REQUIRED TASK:
Look for the string "Order" in every line, and copy each line that has it.

[Excerpt from a dataset]
++++++
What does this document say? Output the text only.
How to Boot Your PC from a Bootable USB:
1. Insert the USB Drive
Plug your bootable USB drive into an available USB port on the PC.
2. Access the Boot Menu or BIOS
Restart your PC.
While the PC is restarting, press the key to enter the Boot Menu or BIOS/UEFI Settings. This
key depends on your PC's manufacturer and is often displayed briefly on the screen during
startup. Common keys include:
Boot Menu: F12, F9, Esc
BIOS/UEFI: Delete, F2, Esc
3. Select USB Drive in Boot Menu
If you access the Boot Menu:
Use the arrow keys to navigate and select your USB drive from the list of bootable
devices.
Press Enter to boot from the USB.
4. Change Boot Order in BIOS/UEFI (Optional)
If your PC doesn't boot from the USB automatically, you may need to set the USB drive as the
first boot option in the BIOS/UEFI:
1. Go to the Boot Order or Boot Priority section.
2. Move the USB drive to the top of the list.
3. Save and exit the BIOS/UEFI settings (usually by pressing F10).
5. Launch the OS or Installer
++++++
OUTPUT FOR THIS EXERCISE:
4. Change Boot Order in BIOS/UEFI (Optional)
1. Go to the Boot Order or Boot Priority section.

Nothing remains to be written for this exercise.